_Directive:_ Say only how many lines contain the word "Информационно".
• • •
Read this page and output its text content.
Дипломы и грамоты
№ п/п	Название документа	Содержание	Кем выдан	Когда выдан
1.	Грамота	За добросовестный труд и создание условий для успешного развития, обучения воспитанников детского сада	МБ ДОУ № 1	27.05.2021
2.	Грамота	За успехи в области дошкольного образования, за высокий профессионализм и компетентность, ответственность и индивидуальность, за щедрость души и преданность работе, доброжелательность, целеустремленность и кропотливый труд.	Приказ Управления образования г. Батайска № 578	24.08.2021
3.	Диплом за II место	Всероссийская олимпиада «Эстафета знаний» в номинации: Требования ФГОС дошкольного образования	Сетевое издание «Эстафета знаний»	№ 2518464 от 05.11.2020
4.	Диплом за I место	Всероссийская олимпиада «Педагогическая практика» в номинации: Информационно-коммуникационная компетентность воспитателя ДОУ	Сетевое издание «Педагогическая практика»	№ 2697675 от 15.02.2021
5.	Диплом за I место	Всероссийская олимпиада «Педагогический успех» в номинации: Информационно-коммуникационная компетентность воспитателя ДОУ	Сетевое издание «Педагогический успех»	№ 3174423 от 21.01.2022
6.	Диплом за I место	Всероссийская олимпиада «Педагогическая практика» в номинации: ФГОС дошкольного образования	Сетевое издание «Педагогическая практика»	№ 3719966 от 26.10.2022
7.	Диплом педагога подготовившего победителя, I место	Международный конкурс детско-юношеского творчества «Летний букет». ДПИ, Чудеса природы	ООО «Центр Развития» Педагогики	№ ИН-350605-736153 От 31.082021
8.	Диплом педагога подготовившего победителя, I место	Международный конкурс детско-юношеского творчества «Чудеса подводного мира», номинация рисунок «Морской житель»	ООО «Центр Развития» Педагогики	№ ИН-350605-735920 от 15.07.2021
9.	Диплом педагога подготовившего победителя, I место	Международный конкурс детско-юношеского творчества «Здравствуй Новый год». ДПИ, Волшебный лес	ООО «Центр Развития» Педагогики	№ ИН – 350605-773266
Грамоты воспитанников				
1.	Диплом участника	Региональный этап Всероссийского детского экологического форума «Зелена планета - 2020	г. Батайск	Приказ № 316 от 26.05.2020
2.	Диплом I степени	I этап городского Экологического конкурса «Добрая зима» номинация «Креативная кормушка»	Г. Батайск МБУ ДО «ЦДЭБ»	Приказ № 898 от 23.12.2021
• • •
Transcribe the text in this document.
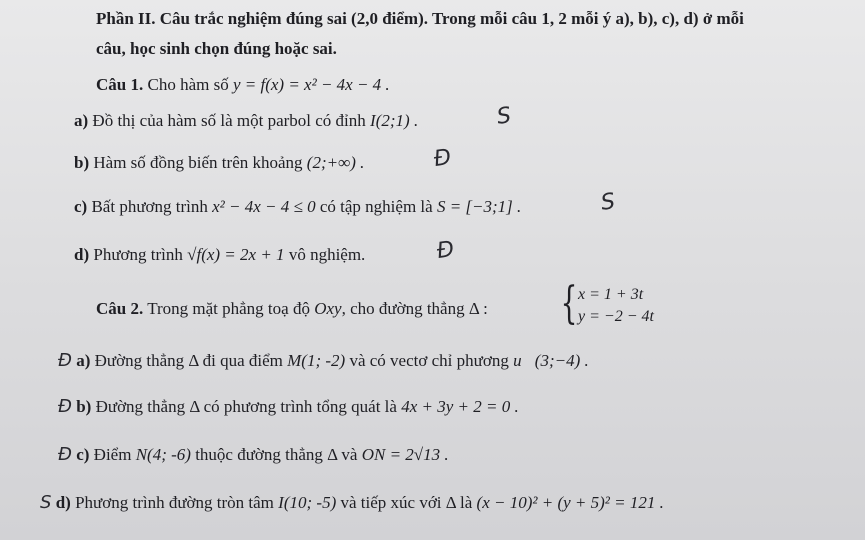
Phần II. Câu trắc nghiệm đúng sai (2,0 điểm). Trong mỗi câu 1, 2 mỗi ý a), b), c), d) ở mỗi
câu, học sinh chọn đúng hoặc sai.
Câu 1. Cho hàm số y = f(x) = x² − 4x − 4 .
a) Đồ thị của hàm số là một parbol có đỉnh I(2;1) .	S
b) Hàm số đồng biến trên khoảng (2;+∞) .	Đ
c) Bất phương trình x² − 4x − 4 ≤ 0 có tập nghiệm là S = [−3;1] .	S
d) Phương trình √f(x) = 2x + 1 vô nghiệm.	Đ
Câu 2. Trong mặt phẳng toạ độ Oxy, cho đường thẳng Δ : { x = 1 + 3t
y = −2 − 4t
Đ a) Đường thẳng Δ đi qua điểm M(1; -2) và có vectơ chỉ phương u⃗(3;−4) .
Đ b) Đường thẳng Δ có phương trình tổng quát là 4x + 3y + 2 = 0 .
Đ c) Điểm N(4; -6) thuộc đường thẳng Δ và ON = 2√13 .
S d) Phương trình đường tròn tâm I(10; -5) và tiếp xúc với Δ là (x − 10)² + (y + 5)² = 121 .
• • •
_Response to the task:_ 2